## BEGIN Raw records
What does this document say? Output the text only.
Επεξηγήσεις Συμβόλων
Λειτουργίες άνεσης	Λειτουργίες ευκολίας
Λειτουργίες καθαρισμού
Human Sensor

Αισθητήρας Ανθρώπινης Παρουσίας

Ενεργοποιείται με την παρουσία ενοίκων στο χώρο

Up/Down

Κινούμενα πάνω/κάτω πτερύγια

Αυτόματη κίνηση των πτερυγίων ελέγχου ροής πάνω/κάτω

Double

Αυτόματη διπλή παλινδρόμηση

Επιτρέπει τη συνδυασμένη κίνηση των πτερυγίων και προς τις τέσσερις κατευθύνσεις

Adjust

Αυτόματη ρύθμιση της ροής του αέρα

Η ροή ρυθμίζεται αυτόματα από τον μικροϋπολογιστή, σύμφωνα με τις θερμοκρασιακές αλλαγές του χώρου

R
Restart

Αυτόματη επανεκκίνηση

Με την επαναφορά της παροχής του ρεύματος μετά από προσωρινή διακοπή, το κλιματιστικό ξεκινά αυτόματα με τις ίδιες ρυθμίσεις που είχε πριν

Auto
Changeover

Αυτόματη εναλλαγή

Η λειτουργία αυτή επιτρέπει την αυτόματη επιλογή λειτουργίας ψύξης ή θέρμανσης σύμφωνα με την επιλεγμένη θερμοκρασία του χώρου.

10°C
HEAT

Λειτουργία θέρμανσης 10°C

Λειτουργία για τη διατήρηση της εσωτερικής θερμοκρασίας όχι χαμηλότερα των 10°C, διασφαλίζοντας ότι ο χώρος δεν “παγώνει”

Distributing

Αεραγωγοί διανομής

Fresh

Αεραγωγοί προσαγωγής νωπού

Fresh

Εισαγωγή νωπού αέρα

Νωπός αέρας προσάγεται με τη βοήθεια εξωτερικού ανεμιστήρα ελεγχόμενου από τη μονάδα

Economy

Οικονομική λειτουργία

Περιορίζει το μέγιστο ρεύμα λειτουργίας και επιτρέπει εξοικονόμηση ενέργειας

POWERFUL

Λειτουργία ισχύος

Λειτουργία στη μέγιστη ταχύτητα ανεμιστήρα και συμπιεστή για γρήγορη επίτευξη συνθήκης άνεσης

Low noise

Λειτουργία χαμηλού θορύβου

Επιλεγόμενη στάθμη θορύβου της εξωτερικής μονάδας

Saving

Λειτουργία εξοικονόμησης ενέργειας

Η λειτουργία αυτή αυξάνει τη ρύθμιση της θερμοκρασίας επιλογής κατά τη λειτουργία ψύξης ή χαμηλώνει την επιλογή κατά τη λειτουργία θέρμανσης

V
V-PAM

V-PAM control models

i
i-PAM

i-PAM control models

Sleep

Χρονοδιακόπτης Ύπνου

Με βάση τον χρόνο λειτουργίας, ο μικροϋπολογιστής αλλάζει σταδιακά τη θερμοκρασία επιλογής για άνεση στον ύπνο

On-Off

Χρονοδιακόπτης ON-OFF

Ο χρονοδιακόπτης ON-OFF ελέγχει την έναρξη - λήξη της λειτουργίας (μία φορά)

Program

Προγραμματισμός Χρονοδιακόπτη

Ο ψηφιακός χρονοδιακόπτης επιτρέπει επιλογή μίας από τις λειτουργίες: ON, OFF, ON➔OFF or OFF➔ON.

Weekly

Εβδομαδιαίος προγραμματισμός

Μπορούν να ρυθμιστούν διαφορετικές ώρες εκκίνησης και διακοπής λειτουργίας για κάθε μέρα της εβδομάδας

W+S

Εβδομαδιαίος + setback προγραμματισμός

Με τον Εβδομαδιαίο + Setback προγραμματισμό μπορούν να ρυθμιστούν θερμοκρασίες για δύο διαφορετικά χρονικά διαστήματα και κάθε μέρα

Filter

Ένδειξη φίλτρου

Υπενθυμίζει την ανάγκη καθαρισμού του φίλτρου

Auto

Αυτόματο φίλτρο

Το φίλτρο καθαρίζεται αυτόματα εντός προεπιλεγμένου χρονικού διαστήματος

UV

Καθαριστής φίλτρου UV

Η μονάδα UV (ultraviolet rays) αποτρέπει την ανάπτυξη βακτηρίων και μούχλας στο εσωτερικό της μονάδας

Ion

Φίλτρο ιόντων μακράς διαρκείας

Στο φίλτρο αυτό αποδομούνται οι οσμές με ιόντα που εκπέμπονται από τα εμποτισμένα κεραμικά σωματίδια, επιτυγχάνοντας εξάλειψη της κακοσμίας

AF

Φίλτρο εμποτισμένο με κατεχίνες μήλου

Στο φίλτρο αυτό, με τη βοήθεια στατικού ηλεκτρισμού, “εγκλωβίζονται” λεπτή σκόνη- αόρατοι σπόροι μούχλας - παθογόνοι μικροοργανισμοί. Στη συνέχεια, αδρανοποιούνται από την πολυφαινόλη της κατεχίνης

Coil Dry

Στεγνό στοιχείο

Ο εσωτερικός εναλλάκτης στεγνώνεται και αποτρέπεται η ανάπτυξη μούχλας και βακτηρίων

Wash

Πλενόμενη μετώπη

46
## END Raw records
Output all preceding records character for character.

Expected output:
What does this document say? Output the text only.
Επεξηγήσεις Συμβόλων
Λειτουργίες άνεσης	Λειτουργίες ευκολίας
Λειτουργίες καθαρισμού
Human Sensor

Αισθητήρας Ανθρώπινης Παρουσίας

Ενεργοποιείται με την παρουσία ενοίκων στο χώρο

Up/Down

Κινούμενα πάνω/κάτω πτερύγια

Αυτόματη κίνηση των πτερυγίων ελέγχου ροής πάνω/κάτω

Double

Αυτόματη διπλή παλινδρόμηση

Επιτρέπει τη συνδυασμένη κίνηση των πτερυγίων και προς τις τέσσερις κατευθύνσεις

Adjust

Αυτόματη ρύθμιση της ροής του αέρα

Η ροή ρυθμίζεται αυτόματα από τον μικροϋπολογιστή, σύμφωνα με τις θερμοκρασιακές αλλαγές του χώρου

R
Restart

Αυτόματη επανεκκίνηση

Με την επαναφορά της παροχής του ρεύματος μετά από προσωρινή διακοπή, το κλιματιστικό ξεκινά αυτόματα με τις ίδιες ρυθμίσεις που είχε πριν

Auto
Changeover

Αυτόματη εναλλαγή

Η λειτουργία αυτή επιτρέπει την αυτόματη επιλογή λειτουργίας ψύξης ή θέρμανσης σύμφωνα με την επιλεγμένη θερμοκρασία του χώρου.

10°C
HEAT

Λειτουργία θέρμανσης 10°C

Λειτουργία για τη διατήρηση της εσωτερικής θερμοκρασίας όχι χαμηλότερα των 10°C, διασφαλίζοντας ότι ο χώρος δεν “παγώνει”

Distributing

Αεραγωγοί διανομής

Fresh

Αεραγωγοί προσαγωγής νωπού

Fresh

Εισαγωγή νωπού αέρα

Νωπός αέρας προσάγεται με τη βοήθεια εξωτερικού ανεμιστήρα ελεγχόμενου από τη μονάδα

Economy

Οικονομική λειτουργία

Περιορίζει το μέγιστο ρεύμα λειτουργίας και επιτρέπει εξοικονόμηση ενέργειας

POWERFUL

Λειτουργία ισχύος

Λειτουργία στη μέγιστη ταχύτητα ανεμιστήρα και συμπιεστή για γρήγορη επίτευξη συνθήκης άνεσης

Low noise

Λειτουργία χαμηλού θορύβου

Επιλεγόμενη στάθμη θορύβου της εξωτερικής μονάδας

Saving

Λειτουργία εξοικονόμησης ενέργειας

Η λειτουργία αυτή αυξάνει τη ρύθμιση της θερμοκρασίας επιλογής κατά τη λειτουργία ψύξης ή χαμηλώνει την επιλογή κατά τη λειτουργία θέρμανσης

V
V-PAM

V-PAM control models

i
i-PAM

i-PAM control models

Sleep

Χρονοδιακόπτης Ύπνου

Με βάση τον χρόνο λειτουργίας, ο μικροϋπολογιστής αλλάζει σταδιακά τη θερμοκρασία επιλογής για άνεση στον ύπνο

On-Off

Χρονοδιακόπτης ON-OFF

Ο χρονοδιακόπτης ON-OFF ελέγχει την έναρξη - λήξη της λειτουργίας (μία φορά)

Program

Προγραμματισμός Χρονοδιακόπτη

Ο ψηφιακός χρονοδιακόπτης επιτρέπει επιλογή μίας από τις λειτουργίες: ON, OFF, ON➔OFF or OFF➔ON.

Weekly

Εβδομαδιαίος προγραμματισμός

Μπορούν να ρυθμιστούν διαφορετικές ώρες εκκίνησης και διακοπής λειτουργίας για κάθε μέρα της εβδομάδας

W+S

Εβδομαδιαίος + setback προγραμματισμός

Με τον Εβδομαδιαίο + Setback προγραμματισμό μπορούν να ρυθμιστούν θερμοκρασίες για δύο διαφορετικά χρονικά διαστήματα και κάθε μέρα

Filter

Ένδειξη φίλτρου

Υπενθυμίζει την ανάγκη καθαρισμού του φίλτρου

Auto

Αυτόματο φίλτρο

Το φίλτρο καθαρίζεται αυτόματα εντός προεπιλεγμένου χρονικού διαστήματος

UV

Καθαριστής φίλτρου UV

Η μονάδα UV (ultraviolet rays) αποτρέπει την ανάπτυξη βακτηρίων και μούχλας στο εσωτερικό της μονάδας

Ion

Φίλτρο ιόντων μακράς διαρκείας

Στο φίλτρο αυτό αποδομούνται οι οσμές με ιόντα που εκπέμπονται από τα εμποτισμένα κεραμικά σωματίδια, επιτυγχάνοντας εξάλειψη της κακοσμίας

AF

Φίλτρο εμποτισμένο με κατεχίνες μήλου

Στο φίλτρο αυτό, με τη βοήθεια στατικού ηλεκτρισμού, “εγκλωβίζονται” λεπτή σκόνη- αόρατοι σπόροι μούχλας - παθογόνοι μικροοργανισμοί. Στη συνέχεια, αδρανοποιούνται από την πολυφαινόλη της κατεχίνης

Coil Dry

Στεγνό στοιχείο

Ο εσωτερικός εναλλάκτης στεγνώνεται και αποτρέπεται η ανάπτυξη μούχλας και βακτηρίων

Wash

Πλενόμενη μετώπη

46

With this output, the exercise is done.